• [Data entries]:
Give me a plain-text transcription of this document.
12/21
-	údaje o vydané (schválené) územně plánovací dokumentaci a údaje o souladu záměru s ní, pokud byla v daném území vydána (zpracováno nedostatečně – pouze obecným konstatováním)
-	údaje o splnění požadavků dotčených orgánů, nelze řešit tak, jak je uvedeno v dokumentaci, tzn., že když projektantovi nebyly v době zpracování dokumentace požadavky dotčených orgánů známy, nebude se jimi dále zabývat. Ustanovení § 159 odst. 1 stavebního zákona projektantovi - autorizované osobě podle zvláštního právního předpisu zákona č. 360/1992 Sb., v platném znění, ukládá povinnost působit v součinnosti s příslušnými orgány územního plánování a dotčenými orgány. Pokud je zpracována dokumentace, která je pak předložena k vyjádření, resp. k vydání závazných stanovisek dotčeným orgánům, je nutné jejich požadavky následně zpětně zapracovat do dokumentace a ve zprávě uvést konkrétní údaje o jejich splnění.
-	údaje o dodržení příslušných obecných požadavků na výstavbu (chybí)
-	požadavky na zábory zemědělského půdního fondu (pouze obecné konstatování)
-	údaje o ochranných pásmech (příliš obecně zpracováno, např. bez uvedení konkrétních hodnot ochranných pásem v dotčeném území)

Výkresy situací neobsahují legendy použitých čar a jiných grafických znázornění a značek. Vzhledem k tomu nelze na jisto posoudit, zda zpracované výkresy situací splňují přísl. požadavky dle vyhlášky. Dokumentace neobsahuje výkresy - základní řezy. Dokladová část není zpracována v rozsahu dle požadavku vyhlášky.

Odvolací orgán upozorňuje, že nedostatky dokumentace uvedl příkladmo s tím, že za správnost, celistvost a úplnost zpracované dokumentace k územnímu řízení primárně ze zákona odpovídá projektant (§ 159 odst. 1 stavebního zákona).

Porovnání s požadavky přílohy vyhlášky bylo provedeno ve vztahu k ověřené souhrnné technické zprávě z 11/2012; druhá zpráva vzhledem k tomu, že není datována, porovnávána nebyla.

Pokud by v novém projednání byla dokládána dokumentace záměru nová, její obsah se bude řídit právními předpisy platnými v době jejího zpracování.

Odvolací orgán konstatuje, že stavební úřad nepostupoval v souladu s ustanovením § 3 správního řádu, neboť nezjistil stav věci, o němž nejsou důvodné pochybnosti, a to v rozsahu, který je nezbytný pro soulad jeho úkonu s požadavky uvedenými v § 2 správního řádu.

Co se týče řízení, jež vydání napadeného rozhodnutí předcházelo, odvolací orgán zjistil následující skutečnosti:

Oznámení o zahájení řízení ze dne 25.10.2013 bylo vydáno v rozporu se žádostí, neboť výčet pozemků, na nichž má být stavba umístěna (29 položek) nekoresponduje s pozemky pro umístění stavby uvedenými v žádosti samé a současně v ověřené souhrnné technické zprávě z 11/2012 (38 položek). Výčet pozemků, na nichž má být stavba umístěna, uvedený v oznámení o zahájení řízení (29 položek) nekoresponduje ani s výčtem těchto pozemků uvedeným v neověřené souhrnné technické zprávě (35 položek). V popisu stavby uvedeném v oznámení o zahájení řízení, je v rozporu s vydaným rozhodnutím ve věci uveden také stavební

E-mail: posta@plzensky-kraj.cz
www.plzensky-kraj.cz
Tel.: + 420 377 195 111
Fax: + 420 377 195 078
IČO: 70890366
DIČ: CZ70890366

--

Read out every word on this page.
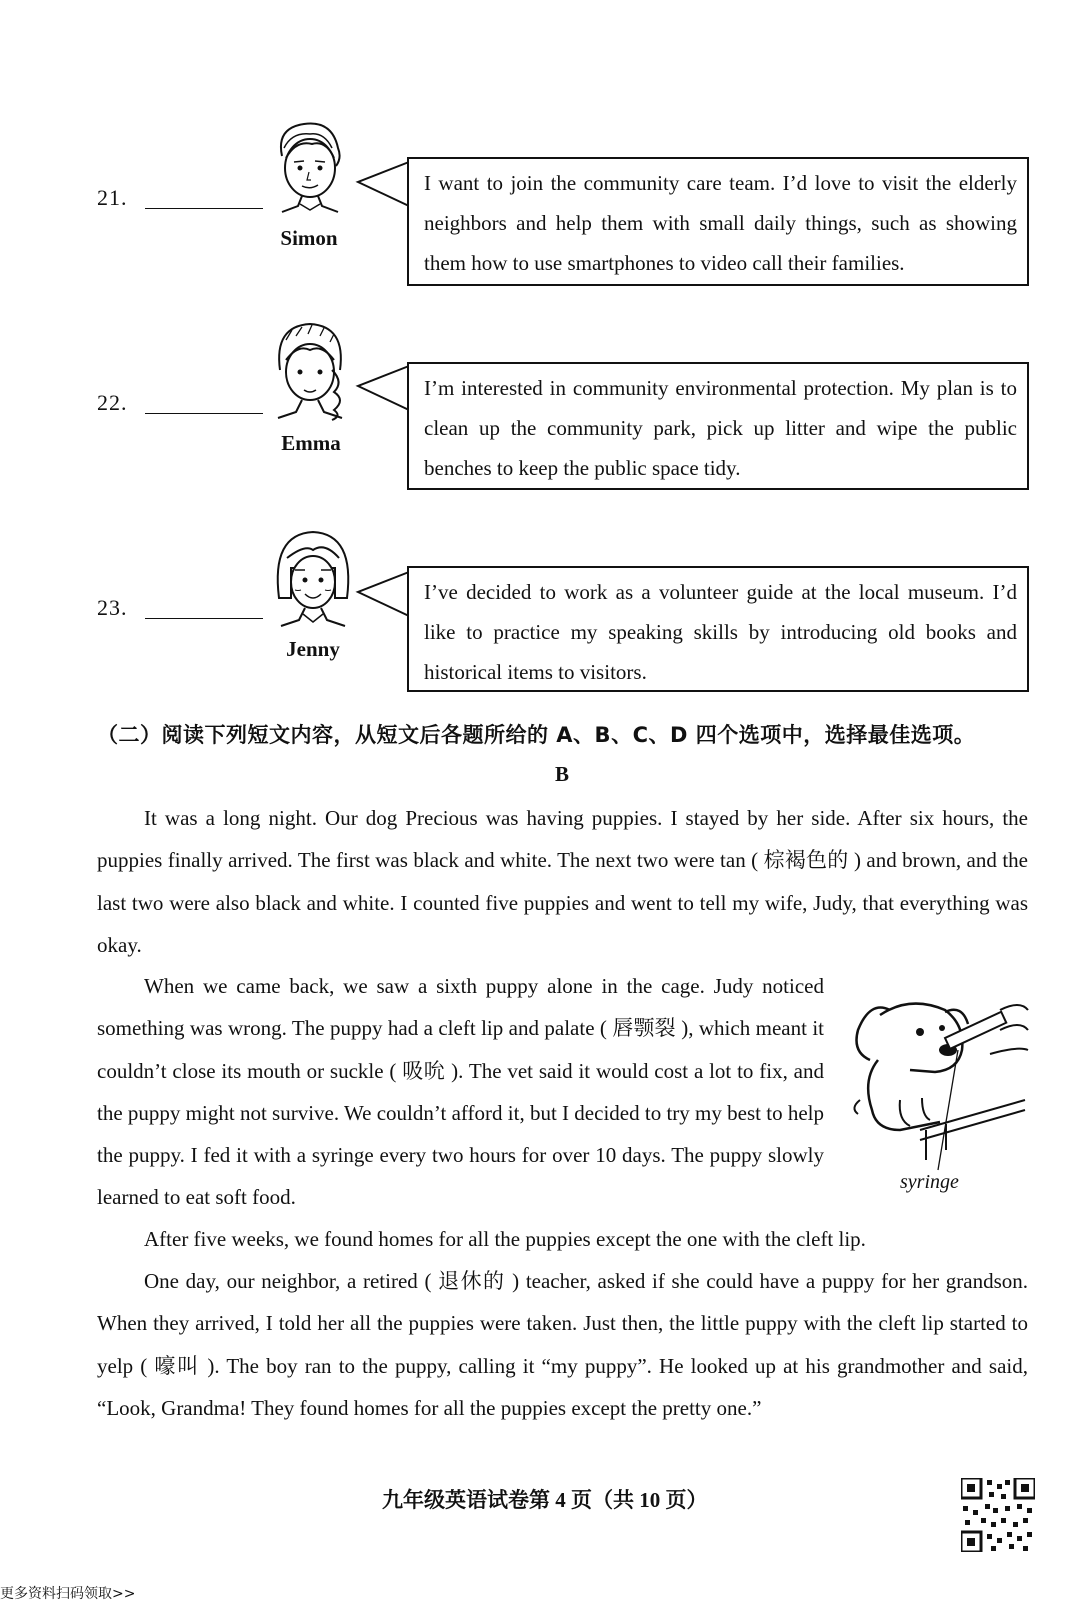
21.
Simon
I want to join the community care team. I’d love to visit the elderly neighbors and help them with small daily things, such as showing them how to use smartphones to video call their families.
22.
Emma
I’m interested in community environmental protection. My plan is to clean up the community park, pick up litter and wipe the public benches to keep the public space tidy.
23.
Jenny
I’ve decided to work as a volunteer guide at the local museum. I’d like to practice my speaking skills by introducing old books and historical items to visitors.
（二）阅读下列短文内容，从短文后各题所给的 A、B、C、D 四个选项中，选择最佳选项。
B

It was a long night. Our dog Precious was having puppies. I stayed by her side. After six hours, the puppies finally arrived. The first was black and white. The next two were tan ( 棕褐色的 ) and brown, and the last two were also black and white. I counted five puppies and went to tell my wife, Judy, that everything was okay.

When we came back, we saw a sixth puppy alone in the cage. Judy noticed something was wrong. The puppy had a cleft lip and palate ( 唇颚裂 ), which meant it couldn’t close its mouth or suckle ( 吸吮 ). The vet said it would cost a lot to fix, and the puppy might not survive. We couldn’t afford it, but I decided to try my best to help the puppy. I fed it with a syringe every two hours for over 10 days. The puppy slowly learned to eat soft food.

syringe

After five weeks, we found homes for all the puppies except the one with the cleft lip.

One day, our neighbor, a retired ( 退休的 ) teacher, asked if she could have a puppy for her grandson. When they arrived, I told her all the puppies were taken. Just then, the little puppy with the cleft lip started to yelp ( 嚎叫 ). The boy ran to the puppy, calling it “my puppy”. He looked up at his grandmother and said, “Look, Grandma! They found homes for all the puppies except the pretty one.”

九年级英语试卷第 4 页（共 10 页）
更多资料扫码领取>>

• [To be done]:
In the listing above, find each line with the word "záměru" and copy it.

• [Correct result]:
-	údaje o vydané (schválené) územně plánovací dokumentaci a údaje o souladu záměru s ní, pokud byla v daném území vydána (zpracováno nedostatečně – pouze obecným konstatováním)
Pokud by v novém projednání byla dokládána dokumentace záměru nová, její obsah se bude řídit právními předpisy platnými v době jejího zpracování.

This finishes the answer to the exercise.